EXERCISE DIRECTIONS:
Quote exactly, and only, the lines from the one containing "Give me the JSON data" through the end of the material below. Skip pictures.

Stored entries:
• • • •

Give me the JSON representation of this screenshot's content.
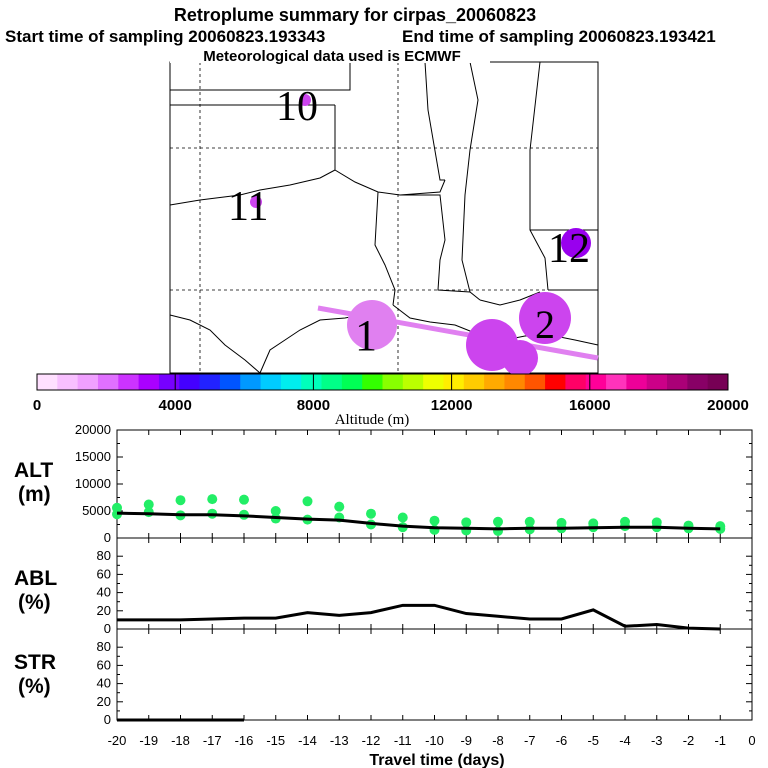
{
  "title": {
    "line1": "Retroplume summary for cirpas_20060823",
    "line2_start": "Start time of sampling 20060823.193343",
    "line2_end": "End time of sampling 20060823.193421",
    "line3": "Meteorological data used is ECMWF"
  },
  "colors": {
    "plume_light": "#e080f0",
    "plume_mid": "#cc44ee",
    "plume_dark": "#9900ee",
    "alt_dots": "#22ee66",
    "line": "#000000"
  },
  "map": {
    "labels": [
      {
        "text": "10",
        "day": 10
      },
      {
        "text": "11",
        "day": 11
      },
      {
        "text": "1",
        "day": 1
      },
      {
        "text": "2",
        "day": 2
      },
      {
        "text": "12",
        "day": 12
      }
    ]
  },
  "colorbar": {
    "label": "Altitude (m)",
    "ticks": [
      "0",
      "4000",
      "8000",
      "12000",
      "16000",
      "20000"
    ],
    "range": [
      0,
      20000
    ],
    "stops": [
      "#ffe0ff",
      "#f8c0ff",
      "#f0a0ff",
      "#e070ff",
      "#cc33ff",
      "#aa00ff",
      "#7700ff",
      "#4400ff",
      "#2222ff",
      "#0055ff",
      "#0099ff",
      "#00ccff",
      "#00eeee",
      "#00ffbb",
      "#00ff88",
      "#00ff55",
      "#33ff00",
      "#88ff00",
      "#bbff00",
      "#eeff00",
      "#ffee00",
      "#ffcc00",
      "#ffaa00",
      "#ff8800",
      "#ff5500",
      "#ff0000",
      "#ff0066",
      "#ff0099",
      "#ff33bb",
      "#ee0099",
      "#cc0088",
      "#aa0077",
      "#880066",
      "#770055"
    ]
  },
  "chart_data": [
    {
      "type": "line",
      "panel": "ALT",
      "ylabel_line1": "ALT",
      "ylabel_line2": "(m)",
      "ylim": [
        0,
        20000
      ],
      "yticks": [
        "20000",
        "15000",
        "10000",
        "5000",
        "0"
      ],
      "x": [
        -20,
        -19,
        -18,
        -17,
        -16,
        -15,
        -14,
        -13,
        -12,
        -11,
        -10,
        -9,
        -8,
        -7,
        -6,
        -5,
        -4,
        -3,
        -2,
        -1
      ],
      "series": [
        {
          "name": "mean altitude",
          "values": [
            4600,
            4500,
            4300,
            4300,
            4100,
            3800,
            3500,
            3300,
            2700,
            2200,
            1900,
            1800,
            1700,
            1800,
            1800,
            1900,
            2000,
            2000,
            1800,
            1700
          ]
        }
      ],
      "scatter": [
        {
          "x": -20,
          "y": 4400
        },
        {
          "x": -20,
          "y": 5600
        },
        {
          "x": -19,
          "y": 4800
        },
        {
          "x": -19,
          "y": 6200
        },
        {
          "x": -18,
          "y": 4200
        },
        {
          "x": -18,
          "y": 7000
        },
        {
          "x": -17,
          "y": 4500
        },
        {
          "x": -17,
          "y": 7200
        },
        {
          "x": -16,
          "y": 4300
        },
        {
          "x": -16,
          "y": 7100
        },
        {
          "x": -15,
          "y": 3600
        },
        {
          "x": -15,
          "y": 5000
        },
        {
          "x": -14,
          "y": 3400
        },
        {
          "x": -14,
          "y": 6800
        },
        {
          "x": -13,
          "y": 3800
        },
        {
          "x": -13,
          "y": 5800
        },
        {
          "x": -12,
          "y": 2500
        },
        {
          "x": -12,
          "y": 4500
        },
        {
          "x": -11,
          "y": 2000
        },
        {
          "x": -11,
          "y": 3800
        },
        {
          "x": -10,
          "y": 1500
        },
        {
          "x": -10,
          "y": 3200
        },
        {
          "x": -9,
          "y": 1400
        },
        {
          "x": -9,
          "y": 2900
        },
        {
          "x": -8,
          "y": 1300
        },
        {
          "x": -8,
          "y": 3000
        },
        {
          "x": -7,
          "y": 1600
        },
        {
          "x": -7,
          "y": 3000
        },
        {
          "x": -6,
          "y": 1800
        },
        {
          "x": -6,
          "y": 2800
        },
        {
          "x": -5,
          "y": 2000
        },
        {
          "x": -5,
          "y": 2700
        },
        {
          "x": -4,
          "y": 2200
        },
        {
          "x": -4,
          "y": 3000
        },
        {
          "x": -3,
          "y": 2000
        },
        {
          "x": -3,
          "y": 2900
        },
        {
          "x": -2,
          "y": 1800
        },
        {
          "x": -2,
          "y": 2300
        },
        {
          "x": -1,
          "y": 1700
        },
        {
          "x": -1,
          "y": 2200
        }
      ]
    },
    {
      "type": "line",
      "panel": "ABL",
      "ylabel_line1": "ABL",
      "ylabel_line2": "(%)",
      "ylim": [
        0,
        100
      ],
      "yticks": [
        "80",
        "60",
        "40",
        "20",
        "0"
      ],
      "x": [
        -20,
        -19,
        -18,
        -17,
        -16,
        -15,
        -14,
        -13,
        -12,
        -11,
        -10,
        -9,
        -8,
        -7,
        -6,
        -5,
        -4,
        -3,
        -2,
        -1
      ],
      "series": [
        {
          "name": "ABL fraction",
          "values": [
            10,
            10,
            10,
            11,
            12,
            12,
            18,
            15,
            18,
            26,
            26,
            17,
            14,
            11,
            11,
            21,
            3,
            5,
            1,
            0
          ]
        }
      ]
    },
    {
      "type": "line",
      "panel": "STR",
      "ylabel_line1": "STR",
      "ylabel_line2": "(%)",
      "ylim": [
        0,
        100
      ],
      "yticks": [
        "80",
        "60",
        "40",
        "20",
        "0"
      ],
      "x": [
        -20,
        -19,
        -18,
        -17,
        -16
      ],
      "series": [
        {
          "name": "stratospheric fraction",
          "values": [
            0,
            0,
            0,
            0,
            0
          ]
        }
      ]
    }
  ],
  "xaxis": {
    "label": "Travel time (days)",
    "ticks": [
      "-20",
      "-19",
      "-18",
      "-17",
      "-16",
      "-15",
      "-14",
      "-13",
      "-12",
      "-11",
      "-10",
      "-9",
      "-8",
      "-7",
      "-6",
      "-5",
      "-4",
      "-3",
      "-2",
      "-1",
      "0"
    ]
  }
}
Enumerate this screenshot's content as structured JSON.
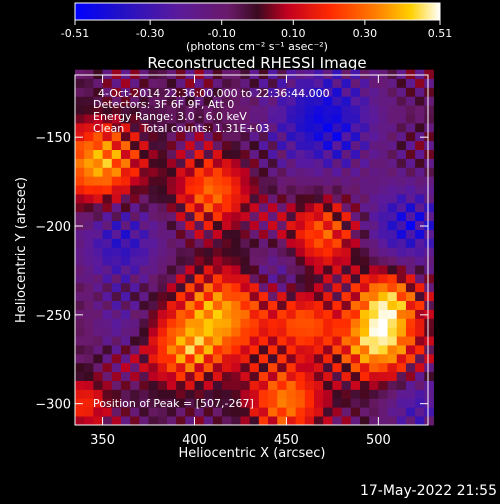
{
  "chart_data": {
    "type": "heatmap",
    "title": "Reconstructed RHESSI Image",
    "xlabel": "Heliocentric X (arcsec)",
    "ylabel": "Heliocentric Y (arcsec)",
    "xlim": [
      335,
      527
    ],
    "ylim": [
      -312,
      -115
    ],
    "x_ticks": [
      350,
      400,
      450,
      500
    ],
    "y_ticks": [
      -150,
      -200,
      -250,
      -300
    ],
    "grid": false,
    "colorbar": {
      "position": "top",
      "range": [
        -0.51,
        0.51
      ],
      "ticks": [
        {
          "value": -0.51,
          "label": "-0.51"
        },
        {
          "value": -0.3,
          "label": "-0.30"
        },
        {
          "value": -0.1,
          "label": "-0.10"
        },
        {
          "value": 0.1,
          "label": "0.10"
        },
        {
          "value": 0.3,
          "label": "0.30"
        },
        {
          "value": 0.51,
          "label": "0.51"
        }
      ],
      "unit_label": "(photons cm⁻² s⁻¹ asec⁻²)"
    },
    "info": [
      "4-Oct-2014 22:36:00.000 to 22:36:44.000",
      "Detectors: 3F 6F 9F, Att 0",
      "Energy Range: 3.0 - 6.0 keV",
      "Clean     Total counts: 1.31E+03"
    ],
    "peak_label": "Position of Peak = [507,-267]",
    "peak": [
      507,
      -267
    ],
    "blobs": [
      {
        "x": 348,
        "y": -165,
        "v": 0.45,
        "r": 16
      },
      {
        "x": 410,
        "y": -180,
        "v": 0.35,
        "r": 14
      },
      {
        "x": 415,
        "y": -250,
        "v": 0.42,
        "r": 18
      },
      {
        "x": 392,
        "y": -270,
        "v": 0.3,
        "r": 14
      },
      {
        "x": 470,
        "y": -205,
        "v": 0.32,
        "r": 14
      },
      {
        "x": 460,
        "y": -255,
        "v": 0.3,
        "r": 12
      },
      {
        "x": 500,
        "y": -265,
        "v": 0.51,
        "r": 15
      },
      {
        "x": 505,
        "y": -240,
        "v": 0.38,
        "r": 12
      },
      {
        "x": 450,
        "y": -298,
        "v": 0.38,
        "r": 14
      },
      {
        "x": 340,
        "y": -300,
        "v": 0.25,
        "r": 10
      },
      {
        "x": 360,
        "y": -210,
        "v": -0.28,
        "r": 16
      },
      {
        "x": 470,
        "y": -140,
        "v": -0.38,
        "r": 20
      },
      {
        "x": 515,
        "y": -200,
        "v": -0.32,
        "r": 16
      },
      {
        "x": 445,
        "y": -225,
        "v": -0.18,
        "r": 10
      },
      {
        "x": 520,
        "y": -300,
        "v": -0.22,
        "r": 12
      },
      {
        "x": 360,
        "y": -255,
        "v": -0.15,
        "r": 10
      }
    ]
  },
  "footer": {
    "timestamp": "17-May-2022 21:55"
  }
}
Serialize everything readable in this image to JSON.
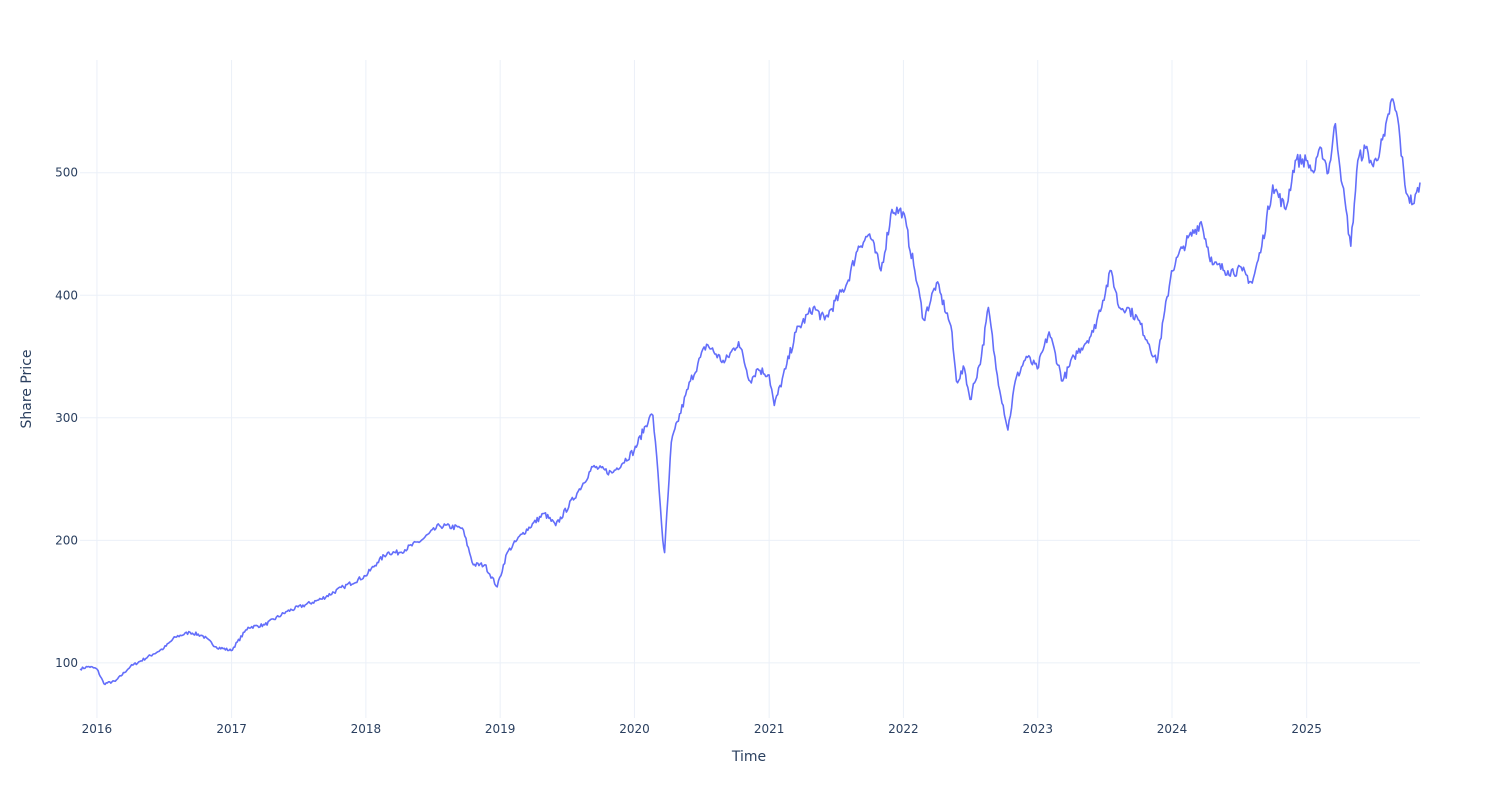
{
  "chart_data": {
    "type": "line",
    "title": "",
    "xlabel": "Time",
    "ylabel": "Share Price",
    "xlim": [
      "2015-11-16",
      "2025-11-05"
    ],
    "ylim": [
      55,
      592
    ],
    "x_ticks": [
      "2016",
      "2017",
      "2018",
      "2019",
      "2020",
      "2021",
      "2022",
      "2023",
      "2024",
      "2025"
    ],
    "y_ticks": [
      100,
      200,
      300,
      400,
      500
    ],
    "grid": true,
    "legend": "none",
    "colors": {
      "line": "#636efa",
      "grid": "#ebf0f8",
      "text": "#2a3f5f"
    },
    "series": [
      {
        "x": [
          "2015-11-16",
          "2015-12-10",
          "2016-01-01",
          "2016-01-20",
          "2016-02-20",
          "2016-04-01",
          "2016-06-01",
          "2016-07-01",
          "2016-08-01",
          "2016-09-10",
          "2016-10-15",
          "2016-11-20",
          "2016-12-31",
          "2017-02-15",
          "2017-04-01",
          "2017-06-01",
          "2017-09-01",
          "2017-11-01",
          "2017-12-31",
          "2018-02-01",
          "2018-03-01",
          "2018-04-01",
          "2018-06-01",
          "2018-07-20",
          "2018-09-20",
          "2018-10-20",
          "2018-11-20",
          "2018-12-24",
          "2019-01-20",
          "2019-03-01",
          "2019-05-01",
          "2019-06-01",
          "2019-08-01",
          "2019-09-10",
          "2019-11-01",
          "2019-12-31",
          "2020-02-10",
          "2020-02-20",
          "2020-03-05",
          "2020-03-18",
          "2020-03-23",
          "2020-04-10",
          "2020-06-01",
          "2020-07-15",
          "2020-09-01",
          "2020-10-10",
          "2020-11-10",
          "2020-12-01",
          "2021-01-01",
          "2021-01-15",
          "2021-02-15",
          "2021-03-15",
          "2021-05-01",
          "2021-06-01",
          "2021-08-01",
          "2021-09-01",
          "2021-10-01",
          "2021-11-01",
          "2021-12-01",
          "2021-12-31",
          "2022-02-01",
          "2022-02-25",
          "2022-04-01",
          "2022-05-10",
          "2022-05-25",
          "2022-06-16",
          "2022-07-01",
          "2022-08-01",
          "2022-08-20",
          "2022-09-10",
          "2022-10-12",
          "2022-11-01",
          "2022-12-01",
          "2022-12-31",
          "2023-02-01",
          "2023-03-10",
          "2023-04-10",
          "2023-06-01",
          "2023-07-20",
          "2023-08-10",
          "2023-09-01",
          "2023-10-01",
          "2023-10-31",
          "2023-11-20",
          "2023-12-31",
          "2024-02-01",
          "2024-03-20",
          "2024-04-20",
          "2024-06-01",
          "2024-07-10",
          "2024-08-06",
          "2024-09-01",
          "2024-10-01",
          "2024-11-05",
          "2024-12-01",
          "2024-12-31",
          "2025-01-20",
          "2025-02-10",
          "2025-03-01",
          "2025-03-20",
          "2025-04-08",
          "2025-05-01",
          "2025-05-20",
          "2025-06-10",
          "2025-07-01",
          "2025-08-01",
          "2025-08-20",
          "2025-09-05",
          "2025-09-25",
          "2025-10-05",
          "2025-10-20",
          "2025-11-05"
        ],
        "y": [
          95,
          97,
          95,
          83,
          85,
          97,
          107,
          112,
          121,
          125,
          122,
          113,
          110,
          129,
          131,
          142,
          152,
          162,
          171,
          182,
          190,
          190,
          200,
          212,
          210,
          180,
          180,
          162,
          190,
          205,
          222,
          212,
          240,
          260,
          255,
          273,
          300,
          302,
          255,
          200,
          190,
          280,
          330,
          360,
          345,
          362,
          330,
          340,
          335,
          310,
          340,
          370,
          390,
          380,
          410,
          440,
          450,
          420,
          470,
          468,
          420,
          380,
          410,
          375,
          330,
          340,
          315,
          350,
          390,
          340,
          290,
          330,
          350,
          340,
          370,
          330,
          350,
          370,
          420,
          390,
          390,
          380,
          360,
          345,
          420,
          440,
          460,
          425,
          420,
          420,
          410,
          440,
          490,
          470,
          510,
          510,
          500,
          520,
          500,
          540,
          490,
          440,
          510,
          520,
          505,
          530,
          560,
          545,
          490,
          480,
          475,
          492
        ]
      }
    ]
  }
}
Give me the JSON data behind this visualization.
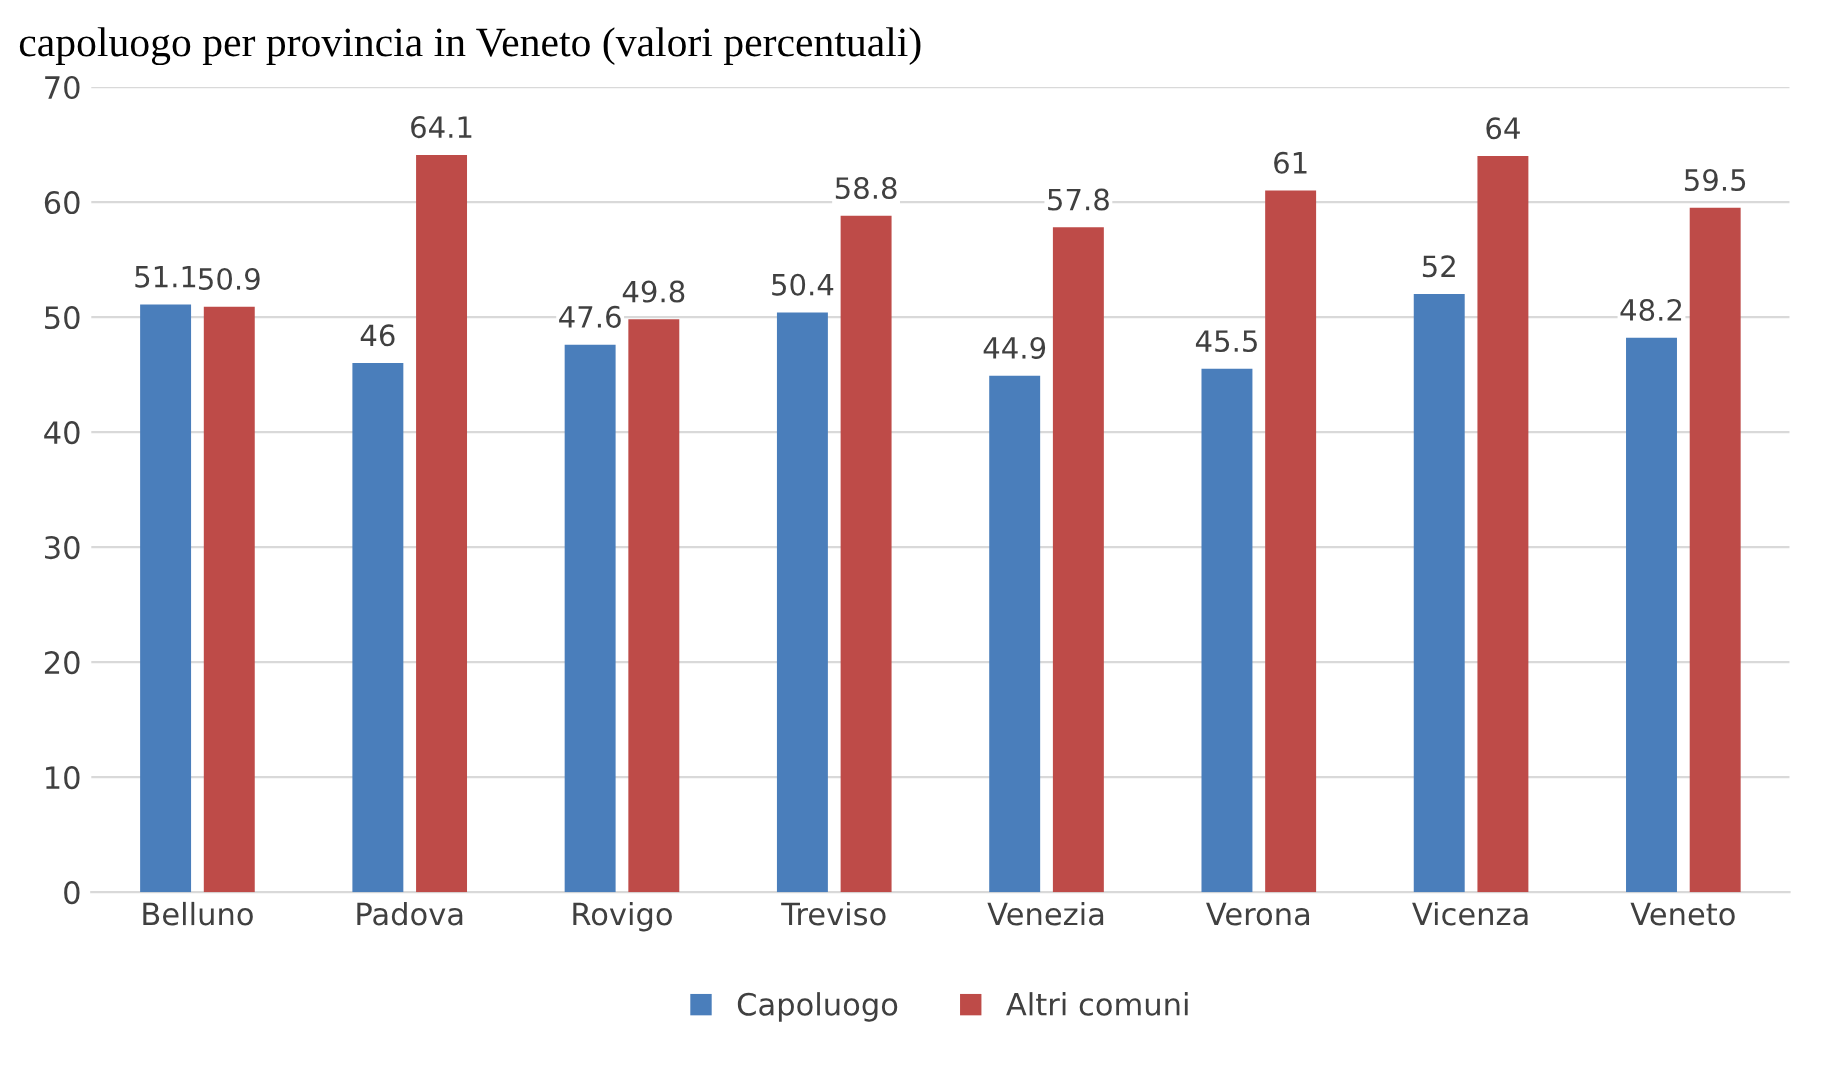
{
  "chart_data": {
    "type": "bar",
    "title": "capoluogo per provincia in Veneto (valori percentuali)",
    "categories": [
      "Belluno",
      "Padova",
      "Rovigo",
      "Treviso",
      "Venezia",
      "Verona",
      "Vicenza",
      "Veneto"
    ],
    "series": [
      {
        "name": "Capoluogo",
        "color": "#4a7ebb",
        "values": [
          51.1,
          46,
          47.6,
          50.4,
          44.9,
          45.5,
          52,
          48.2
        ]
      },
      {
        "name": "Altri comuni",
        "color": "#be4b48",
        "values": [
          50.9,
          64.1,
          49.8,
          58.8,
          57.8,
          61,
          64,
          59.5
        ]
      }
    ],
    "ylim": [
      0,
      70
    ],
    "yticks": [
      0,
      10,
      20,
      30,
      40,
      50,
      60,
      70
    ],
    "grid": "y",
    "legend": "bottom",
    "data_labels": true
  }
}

• • • •

THE RESPONSE:
Give me the JSON data behind this visualization.
{
  "chart_data": {
    "type": "bar",
    "title": "capoluogo per provincia in Veneto (valori percentuali)",
    "categories": [
      "Belluno",
      "Padova",
      "Rovigo",
      "Treviso",
      "Venezia",
      "Verona",
      "Vicenza",
      "Veneto"
    ],
    "series": [
      {
        "name": "Capoluogo",
        "color": "#4a7ebb",
        "values": [
          51.1,
          46,
          47.6,
          50.4,
          44.9,
          45.5,
          52,
          48.2
        ]
      },
      {
        "name": "Altri comuni",
        "color": "#be4b48",
        "values": [
          50.9,
          64.1,
          49.8,
          58.8,
          57.8,
          61,
          64,
          59.5
        ]
      }
    ],
    "ylim": [
      0,
      70
    ],
    "yticks": [
      0,
      10,
      20,
      30,
      40,
      50,
      60,
      70
    ],
    "grid": "y",
    "legend": "bottom",
    "data_labels": true
  }
}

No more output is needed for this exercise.